RAW RECORDS:
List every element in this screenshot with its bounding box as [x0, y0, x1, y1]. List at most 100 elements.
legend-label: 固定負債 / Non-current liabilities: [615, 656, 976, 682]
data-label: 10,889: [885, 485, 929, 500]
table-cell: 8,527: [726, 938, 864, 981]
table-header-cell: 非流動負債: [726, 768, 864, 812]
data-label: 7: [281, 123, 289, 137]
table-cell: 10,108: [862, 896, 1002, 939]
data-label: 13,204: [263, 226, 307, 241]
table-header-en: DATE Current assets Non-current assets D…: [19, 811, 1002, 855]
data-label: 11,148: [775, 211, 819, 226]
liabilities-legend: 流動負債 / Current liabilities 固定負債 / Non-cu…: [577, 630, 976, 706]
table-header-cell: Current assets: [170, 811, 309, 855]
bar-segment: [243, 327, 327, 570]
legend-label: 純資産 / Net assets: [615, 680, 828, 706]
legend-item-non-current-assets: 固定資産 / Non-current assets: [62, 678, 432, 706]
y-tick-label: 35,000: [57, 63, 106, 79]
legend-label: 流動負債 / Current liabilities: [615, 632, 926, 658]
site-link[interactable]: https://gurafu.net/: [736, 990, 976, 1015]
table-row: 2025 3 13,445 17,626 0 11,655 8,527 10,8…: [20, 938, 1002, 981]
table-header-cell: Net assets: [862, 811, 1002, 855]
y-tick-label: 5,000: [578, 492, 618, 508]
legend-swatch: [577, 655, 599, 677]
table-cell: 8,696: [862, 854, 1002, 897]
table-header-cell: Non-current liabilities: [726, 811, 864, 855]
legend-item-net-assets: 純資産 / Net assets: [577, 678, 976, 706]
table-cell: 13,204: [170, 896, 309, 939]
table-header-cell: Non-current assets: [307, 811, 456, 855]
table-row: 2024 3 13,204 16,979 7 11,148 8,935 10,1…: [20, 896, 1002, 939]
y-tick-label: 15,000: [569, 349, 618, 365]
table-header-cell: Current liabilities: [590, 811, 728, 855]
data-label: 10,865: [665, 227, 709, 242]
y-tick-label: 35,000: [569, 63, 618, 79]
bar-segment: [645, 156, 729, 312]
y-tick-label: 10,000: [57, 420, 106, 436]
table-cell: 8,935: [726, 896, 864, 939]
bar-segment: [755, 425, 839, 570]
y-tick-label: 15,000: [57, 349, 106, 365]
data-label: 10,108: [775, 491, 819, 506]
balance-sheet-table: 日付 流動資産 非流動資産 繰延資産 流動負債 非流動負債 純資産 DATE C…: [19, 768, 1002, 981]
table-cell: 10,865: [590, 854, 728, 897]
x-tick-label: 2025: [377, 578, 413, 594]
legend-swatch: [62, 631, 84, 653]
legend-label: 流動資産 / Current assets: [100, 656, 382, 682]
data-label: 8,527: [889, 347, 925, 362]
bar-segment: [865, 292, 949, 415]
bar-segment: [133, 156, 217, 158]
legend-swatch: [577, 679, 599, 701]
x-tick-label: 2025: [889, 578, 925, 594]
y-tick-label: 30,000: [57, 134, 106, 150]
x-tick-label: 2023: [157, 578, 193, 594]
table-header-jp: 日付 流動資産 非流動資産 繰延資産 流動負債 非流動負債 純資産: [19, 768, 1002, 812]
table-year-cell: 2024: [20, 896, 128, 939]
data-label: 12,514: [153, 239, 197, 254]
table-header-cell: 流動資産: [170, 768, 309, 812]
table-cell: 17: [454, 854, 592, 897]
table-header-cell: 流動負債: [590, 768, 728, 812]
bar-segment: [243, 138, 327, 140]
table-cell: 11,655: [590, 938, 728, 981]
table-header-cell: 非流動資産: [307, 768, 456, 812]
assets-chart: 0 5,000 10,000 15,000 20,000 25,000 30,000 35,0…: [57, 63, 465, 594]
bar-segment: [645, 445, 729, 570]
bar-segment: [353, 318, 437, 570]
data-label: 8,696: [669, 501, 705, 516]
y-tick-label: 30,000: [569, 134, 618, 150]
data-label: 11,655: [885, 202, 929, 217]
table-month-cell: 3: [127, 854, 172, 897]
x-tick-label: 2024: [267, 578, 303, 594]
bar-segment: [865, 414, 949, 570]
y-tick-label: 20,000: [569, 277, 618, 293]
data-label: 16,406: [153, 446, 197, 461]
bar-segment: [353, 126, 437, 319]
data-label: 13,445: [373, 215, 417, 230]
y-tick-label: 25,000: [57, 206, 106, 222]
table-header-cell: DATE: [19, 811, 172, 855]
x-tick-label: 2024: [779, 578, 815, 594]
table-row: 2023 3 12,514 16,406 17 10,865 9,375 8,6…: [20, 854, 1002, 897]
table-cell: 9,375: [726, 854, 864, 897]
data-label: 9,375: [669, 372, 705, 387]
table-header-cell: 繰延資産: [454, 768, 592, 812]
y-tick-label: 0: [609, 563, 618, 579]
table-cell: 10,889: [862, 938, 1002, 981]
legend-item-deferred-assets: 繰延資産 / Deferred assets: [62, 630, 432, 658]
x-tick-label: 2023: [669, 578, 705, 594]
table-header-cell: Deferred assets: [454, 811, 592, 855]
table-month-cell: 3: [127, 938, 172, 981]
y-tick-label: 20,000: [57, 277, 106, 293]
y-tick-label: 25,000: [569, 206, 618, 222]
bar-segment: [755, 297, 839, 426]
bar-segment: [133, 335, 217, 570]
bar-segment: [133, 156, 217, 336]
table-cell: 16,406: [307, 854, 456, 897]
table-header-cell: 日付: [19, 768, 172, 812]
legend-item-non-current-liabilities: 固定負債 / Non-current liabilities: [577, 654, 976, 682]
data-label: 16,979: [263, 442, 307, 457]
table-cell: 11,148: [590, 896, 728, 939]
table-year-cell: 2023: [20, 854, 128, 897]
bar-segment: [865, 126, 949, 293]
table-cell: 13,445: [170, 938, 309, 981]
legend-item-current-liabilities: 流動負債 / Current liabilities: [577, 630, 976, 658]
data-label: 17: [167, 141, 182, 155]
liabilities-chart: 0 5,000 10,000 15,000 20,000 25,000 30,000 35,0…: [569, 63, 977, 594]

TASK TO COMPLETE:
Can you give the listing again from its first line up to and including the line with "x-tick-label: 2025: [377, 578, 413, 594]", with "data-label" replaced by "value-label" and nothing else changed?

RESPONSE TO THE EXERCISE:
List every element in this screenshot with its bounding box as [x0, y0, x1, y1]. List at most 100 elements.
legend-label: 固定負債 / Non-current liabilities: [615, 656, 976, 682]
value-label: 10,889: [885, 485, 929, 500]
table-cell: 8,527: [726, 938, 864, 981]
table-header-cell: 非流動負債: [726, 768, 864, 812]
value-label: 7: [281, 123, 289, 137]
table-cell: 10,108: [862, 896, 1002, 939]
value-label: 13,204: [263, 226, 307, 241]
table-header-en: DATE Current assets Non-current assets D…: [19, 811, 1002, 855]
value-label: 11,148: [775, 211, 819, 226]
liabilities-legend: 流動負債 / Current liabilities 固定負債 / Non-cu…: [577, 630, 976, 706]
table-header-cell: Current assets: [170, 811, 309, 855]
bar-segment: [243, 327, 327, 570]
legend-label: 純資産 / Net assets: [615, 680, 828, 706]
legend-item-non-current-assets: 固定資産 / Non-current assets: [62, 678, 432, 706]
y-tick-label: 35,000: [57, 63, 106, 79]
legend-label: 流動負債 / Current liabilities: [615, 632, 926, 658]
site-link[interactable]: https://gurafu.net/: [736, 990, 976, 1015]
table-row: 2025 3 13,445 17,626 0 11,655 8,527 10,8…: [20, 938, 1002, 981]
table-header-cell: Net assets: [862, 811, 1002, 855]
y-tick-label: 5,000: [578, 492, 618, 508]
legend-swatch: [577, 655, 599, 677]
table-cell: 8,696: [862, 854, 1002, 897]
table-header-cell: Non-current liabilities: [726, 811, 864, 855]
legend-item-net-assets: 純資産 / Net assets: [577, 678, 976, 706]
table-cell: 13,204: [170, 896, 309, 939]
table-header-cell: Non-current assets: [307, 811, 456, 855]
table-row: 2024 3 13,204 16,979 7 11,148 8,935 10,1…: [20, 896, 1002, 939]
y-tick-label: 15,000: [569, 349, 618, 365]
table-header-cell: Current liabilities: [590, 811, 728, 855]
value-label: 10,865: [665, 227, 709, 242]
y-tick-label: 35,000: [569, 63, 618, 79]
bar-segment: [645, 156, 729, 312]
y-tick-label: 10,000: [57, 420, 106, 436]
table-cell: 8,935: [726, 896, 864, 939]
bar-segment: [755, 425, 839, 570]
y-tick-label: 15,000: [57, 349, 106, 365]
value-label: 10,108: [775, 491, 819, 506]
balance-sheet-table: 日付 流動資産 非流動資産 繰延資産 流動負債 非流動負債 純資産 DATE C…: [19, 768, 1002, 981]
table-cell: 10,865: [590, 854, 728, 897]
x-tick-label: 2025: [377, 578, 413, 594]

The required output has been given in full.